Frenzy is remembered today as Hitchcock's next-to-last and most explicit film, but in our era of endless recycling and dulling overstimulation, we ought to praise its vigor and restraint. The septuagenarian Hitchcock brings, if not a new plot, a mature synthesis of dark comedy, suspense, and pathology which holds us more rapt than the all the gory whiz-bang special effects we can generate today.
Hitchcock keeps us interested by engaging, not overwhelming us. In every scene we are prompted to think: interpreting context, predicting motives, and even questioning our own reactions. At every step we evaluate, not in a struggle to comprehend but out of a desire to act, and in being so active are entertained by Hitchcock's masterful manipulation of our senses and expectations.
Frenzy has the thee cardinal traits of Hitchcock, the violent, the comic, and the suspenseful. The film is violent, but because of what understand, not simply what we see. It is comic not by levity, but by irony. Finally it is suspenseful not because of what happens but because of what we expect to happen. Extraordinary for a film of this genre, Frenzy requires an attentive and appreciative viewer, not to figure out the trite plot, mind you, but to experience the effect, which is that of grappling with the evil in man.

○ ○ ○

### Required tasks
• a. Print the part of the Frenzy review starting at "Frenzy has the" and ending at "evil in man.", word for word.
• b. Please proceed with the review of Hitchcock's Frenzy, writing on from its final sentence.

○ ○ ○

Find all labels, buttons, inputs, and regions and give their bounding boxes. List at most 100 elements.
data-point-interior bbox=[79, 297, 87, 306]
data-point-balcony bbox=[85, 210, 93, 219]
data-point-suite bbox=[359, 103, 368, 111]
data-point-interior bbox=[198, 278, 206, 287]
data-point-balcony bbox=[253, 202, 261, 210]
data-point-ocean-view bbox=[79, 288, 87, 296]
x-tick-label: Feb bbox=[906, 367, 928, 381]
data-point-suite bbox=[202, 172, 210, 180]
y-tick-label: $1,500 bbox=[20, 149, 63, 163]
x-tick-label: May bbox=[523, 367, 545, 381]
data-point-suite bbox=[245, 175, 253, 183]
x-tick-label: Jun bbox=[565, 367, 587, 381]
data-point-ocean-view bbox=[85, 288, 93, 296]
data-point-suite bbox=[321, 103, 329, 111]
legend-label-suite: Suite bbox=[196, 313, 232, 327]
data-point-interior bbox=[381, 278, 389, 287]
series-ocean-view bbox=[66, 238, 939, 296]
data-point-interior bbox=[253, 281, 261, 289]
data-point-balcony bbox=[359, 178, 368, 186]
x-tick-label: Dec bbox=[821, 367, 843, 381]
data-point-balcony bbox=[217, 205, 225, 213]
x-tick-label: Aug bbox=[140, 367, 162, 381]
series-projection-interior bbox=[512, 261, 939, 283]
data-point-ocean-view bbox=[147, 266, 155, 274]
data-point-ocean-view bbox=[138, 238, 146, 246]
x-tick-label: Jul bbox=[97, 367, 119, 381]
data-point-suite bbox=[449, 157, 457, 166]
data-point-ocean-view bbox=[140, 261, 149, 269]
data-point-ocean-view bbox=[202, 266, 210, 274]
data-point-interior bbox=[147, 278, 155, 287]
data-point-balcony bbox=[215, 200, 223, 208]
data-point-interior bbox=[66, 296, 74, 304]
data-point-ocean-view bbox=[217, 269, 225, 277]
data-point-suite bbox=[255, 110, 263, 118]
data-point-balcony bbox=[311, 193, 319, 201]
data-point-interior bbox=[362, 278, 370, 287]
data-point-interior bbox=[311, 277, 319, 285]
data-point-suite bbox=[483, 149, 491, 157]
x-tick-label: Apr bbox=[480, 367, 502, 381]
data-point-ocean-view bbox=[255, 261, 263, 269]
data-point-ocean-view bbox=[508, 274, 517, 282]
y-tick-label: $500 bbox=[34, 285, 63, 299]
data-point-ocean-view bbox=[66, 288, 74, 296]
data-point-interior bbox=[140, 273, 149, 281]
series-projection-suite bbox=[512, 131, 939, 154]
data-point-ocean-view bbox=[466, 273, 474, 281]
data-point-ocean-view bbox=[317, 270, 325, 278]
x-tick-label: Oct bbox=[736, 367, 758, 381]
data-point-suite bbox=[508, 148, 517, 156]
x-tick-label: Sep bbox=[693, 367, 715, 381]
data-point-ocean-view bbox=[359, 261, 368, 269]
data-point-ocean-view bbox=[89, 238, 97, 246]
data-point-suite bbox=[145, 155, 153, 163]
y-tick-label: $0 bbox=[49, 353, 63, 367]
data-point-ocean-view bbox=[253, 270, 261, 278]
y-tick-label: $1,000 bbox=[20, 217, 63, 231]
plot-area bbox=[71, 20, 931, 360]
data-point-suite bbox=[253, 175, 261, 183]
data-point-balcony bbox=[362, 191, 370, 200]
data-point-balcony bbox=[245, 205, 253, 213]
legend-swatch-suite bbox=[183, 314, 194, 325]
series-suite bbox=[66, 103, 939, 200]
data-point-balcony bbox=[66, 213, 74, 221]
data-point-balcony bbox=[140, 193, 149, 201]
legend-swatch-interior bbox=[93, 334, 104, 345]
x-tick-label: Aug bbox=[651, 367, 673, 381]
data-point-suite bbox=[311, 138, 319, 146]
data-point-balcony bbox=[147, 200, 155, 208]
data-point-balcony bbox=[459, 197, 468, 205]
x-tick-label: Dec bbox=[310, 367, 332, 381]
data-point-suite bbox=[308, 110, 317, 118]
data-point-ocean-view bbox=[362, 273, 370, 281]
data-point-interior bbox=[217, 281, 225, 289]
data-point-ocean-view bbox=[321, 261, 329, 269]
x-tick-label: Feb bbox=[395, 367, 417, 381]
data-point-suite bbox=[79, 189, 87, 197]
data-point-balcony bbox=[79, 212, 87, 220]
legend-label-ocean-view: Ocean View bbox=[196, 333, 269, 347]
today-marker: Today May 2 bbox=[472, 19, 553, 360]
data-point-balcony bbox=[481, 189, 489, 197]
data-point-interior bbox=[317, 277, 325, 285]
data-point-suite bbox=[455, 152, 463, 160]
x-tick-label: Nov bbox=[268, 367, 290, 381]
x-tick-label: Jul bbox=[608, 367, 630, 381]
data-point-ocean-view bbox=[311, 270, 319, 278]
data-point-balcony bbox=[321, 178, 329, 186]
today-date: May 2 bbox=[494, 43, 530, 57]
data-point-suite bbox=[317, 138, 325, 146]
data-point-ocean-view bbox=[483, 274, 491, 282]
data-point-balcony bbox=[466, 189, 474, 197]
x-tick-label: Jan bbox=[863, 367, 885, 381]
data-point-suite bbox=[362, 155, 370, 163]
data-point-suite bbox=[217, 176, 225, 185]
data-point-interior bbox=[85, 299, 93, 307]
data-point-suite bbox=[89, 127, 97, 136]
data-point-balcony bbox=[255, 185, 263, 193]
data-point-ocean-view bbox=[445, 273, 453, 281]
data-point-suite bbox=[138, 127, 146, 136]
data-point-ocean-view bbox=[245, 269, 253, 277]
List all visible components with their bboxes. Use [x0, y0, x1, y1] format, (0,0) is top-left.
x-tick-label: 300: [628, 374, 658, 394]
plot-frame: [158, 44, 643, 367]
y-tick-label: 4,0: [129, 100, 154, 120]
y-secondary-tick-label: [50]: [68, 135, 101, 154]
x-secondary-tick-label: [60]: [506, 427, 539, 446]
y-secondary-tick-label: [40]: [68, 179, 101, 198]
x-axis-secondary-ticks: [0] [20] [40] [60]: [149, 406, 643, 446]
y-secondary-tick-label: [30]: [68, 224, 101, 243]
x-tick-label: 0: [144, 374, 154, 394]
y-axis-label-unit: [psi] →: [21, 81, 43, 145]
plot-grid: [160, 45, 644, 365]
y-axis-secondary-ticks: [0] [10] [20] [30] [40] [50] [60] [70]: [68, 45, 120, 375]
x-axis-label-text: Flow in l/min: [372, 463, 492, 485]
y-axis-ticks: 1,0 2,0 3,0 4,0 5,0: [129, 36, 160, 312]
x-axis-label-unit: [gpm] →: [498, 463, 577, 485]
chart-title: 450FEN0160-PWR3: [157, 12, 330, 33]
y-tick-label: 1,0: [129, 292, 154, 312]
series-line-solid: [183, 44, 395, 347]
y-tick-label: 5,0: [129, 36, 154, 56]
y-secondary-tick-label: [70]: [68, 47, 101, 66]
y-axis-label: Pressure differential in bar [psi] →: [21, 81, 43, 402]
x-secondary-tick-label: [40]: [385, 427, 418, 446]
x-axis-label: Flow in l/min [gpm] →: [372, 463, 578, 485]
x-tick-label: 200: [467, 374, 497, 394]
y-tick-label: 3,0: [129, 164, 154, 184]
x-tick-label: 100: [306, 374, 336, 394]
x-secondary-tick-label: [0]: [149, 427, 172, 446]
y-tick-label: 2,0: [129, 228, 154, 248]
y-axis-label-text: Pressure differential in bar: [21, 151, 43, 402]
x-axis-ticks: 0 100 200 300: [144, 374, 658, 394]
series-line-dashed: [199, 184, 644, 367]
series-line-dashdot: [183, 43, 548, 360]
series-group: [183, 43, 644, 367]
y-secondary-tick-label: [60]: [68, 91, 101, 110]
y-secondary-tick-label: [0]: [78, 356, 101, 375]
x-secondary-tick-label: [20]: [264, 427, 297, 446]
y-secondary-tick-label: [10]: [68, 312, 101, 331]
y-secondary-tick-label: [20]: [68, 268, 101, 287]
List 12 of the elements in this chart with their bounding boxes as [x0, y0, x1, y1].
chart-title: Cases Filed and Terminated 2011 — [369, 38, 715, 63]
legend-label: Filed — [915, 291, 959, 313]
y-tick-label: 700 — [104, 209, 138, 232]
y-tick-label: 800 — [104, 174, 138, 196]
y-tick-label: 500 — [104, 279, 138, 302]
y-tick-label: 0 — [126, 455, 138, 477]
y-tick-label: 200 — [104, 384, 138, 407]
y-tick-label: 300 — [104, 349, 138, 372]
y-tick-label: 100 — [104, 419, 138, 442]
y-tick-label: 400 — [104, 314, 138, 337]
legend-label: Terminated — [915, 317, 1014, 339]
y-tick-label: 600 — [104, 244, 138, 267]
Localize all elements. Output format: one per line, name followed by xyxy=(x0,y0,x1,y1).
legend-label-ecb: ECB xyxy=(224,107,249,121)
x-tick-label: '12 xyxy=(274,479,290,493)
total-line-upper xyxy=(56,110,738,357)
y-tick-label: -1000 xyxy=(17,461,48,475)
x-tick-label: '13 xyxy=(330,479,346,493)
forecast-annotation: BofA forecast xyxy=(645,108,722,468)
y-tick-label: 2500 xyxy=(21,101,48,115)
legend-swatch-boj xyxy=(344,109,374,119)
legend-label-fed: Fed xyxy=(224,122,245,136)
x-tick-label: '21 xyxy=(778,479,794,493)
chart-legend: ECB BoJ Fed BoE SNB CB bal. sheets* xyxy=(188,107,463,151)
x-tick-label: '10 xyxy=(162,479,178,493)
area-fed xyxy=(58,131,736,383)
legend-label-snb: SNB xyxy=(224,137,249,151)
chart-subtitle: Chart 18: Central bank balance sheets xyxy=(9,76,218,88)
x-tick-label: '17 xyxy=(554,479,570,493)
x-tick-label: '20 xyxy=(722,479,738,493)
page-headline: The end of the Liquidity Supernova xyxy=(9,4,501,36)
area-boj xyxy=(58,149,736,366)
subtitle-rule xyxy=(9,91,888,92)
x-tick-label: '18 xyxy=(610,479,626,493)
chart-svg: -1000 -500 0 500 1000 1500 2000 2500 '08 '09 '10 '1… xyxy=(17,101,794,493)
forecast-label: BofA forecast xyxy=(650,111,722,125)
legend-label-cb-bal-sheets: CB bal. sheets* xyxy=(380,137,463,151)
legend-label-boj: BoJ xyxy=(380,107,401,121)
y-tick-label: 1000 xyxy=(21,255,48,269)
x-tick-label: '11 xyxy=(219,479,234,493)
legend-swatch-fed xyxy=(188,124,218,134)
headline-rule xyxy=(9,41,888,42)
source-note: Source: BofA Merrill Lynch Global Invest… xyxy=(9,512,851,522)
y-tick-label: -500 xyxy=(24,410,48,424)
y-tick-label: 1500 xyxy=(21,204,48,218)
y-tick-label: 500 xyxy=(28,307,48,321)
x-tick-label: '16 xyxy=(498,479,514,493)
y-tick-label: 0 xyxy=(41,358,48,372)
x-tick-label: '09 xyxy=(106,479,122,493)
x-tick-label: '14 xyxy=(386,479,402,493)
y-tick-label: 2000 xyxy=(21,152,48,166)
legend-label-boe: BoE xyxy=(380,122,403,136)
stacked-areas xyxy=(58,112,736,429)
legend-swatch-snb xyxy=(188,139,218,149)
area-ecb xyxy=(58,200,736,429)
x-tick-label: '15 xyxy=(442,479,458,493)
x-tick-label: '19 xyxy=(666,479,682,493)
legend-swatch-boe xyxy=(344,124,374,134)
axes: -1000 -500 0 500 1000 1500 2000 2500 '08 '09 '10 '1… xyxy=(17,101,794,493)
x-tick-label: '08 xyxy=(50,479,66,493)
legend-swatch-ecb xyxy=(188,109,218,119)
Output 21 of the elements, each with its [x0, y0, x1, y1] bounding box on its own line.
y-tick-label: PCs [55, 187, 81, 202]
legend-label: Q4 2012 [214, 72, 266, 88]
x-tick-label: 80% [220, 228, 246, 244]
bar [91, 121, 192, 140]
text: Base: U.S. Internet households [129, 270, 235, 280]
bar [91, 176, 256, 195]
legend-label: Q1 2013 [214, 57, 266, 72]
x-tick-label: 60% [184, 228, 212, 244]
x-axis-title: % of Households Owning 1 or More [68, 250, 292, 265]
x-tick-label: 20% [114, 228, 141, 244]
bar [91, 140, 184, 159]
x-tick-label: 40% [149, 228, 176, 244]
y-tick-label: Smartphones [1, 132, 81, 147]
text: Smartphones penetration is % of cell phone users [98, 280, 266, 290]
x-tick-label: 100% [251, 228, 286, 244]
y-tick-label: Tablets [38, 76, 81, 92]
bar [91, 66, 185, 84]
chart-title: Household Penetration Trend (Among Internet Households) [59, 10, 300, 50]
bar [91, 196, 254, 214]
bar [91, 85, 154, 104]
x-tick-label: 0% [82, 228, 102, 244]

○ ○ ○

### Answers in order
• a.
Frenzy has the thee cardinal traits of Hitchcock, the violent, the comic, and the suspenseful. The film is violent, but because of what understand, not simply what we see. It is comic not by levity, but by irony. Finally it is suspenseful not because of what happens but because of what we expect to happen. Extraordinary for a film of this genre, Frenzy requires an attentive and appreciative viewer, not to figure out the trite plot, mind you, but to experience the effect, which is that of grappling with the evil in man.

• b.
It owes to Hitchcock's genius, not banality, that such a lofty premise is explored by a murder mystery and not a tragedy, for not all murderers make principled stands on grand stages like the scaffolds of the guillotine and Pompey's theater. Some men, the pathological, make frenzied and inglorious evil in flats and the backs of trucks.
Hitchcock's subversive opening sets the tone with a jarring contrast of the grand and obscene. We soar along the Thames to a majestic score of regal pomp and we soon swoop down to a political rally. Here a politician, betokening the progress of his day, promises to rid the river of pollution and contamination. During his speech the crowd slowly peels away and turns to the river, lured by the sight of a dead body floating face down and with the noose of a necktie around her neck. The sight is a morbid reminder that not all foes can be conquered and that civilization coexists with barbarity. We should have known, though, for on our flight over the Thames a tug chuffed past us billowing black smoke, a nod to the director's introduction of evil in his 1943, Shadow of A Doubt. It's more than a nod, though, for the note gives the director's first and last great works a cautioning symmetry.
It won't do to discuss the plot of a movie whose genius lies in technique, other than to summarize it as the hunt for a rapist-murderer in London and the authorities' doubts as to which of two men is committing the crimes. It's Hitchcock's style and context that bring the story to life.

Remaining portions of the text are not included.